EXTRACT TO READ:
|---|

[katello-devel] Bundler vs rpm-gems

Lukas Zapletal lzap at redhat.com
Thu Aug 23 12:34:50 UTC 2012


What's DSC?

LZ

On Wed, Aug 22, 2012 at 11:26:26AM -0400, Hugh Brock wrote:
> On Wed, Aug 22, 2012 at 05:02:18PM +0200, Petr Chalupa wrote:
> > For RHEL deployment we move away Gemfile.lock altogether, this will
> > work. But you do not have a way how to install rest of the
> > development dependencies on RHEL, keep the older rpm-gems and
> > install corecct versions of development gems.
> 
> Hmm... well, OK, I think we need to get precise about exactly what the
> goal is here. 
> 
> Should you want to develop on RHEL -- fix bugs, do new work, whatever --
> I believe the best way to do that going forward is going to be via a
> DSC. In other words, forget the native RHEL stack altogether since it
> will be of no help. We don't currently have a blessed DSC for Cloudforms
> on RHEL but I believe we need to get there ASAP. Given a suitable RHEL
> production DSC and a parallel development DSC, you can develop nicely on
> an RPM-based system without having to worry so much about getting
> packages into RHEL proper.
> 
> Should you want to develop on Fedora or another non-production platform,
> use gems, and ideally the packaged versions of your dependencies for
> that platform. I would like to have a DSC that would work on fedora as
> well, since I don't believe the native Fedora ruby platform offers much
> more value than the antiquated one in RHEL.
> 
> Happy to hear what's wrong with this, but just keep in mind that we want
> to keep packaging overhead to an absolute minimum.

|---|

ENTRIES SUPPLIED:

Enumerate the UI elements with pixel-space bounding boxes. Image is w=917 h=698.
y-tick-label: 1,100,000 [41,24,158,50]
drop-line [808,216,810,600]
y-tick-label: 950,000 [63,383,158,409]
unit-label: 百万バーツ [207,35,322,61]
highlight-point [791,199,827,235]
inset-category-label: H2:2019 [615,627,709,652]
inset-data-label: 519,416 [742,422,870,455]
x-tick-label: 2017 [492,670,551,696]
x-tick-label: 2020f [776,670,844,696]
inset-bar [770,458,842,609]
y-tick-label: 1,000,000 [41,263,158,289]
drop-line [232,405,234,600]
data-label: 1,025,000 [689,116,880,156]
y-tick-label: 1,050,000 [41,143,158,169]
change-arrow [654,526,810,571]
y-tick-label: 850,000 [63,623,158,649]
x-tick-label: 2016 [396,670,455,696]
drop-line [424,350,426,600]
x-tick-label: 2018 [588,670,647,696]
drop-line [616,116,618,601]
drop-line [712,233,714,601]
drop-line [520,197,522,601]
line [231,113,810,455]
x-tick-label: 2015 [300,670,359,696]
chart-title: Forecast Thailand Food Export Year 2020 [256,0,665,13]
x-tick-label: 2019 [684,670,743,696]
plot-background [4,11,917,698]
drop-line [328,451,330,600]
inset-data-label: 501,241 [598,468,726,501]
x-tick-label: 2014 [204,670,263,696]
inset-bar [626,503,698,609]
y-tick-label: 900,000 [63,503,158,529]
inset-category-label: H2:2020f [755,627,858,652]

|---|

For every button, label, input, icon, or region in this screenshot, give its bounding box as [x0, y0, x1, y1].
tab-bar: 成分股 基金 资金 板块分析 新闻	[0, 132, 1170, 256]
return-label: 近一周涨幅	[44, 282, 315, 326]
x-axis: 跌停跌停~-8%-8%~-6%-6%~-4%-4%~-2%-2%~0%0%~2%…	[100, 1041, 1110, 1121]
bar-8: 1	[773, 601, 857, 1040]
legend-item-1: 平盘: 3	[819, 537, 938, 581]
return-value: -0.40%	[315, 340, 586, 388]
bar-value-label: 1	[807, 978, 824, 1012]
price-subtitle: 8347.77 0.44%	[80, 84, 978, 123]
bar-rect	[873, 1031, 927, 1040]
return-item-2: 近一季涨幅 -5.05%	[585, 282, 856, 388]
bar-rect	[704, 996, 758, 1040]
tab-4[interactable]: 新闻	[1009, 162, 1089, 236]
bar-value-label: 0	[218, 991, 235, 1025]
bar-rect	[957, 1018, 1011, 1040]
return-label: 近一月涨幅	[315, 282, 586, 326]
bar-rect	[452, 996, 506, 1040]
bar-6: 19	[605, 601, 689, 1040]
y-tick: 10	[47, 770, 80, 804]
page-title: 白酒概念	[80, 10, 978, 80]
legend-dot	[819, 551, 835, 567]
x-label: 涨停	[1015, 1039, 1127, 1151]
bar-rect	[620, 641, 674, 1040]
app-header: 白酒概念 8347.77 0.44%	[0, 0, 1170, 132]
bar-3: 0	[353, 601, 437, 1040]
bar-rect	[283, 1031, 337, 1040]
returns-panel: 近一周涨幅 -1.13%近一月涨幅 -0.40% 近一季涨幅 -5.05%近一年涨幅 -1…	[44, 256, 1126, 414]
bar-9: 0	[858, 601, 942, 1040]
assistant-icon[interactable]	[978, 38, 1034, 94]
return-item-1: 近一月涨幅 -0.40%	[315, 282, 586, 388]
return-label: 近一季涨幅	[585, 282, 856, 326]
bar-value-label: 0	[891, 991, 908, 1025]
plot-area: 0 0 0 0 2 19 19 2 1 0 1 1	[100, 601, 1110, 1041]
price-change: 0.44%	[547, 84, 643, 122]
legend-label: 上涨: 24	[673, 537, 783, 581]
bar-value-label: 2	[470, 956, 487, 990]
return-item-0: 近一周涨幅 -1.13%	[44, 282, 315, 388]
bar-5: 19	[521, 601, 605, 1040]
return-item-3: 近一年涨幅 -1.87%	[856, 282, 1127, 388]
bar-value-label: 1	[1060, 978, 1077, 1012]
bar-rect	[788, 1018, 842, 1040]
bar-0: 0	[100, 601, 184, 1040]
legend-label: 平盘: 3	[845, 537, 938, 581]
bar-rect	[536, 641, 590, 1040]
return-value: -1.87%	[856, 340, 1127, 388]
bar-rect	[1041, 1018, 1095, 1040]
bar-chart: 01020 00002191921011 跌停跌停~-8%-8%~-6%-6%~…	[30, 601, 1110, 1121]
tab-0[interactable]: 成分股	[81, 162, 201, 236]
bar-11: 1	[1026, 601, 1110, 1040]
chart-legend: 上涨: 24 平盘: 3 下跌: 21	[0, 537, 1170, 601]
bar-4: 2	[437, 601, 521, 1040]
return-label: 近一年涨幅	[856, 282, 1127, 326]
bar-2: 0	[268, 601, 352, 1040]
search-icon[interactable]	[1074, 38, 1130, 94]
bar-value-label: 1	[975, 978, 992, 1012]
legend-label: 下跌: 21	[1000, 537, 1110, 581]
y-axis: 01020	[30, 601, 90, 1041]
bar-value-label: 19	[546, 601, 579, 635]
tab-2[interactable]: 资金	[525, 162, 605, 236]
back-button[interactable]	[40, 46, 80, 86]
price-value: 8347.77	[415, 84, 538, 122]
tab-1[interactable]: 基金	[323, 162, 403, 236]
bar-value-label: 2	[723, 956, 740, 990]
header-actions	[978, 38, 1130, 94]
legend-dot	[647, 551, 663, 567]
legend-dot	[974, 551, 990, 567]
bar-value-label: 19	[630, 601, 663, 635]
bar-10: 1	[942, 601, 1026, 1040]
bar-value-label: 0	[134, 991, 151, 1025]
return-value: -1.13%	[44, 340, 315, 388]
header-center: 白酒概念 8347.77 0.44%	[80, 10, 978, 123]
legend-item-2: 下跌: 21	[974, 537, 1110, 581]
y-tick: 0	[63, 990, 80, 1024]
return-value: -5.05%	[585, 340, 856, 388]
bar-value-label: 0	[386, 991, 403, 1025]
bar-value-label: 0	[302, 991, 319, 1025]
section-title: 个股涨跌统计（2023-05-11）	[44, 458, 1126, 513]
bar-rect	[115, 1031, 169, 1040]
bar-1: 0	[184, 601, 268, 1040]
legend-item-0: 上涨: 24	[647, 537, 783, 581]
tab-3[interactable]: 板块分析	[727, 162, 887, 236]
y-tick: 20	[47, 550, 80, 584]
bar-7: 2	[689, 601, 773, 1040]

|---|

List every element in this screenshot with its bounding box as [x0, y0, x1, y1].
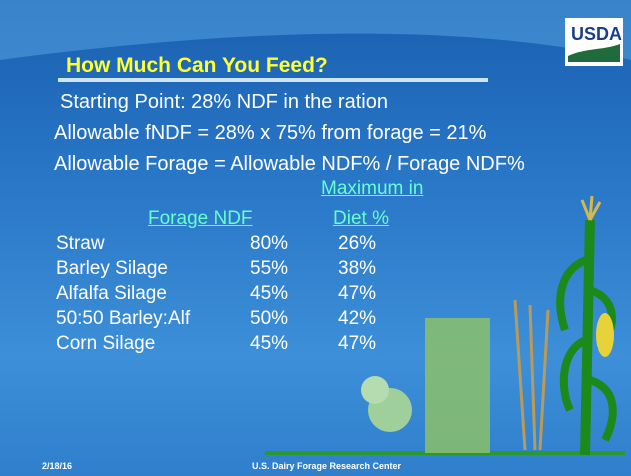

|---|

TASK REQUIREMENTS:
In the mailing-list message on Bundler versus rpm-gems, what does Hugh Brock believe is the best way to develop on RHEL going forward?

PROBLEM SOLUTION:
Via a DSC, forgetting the native RHEL stack altogether.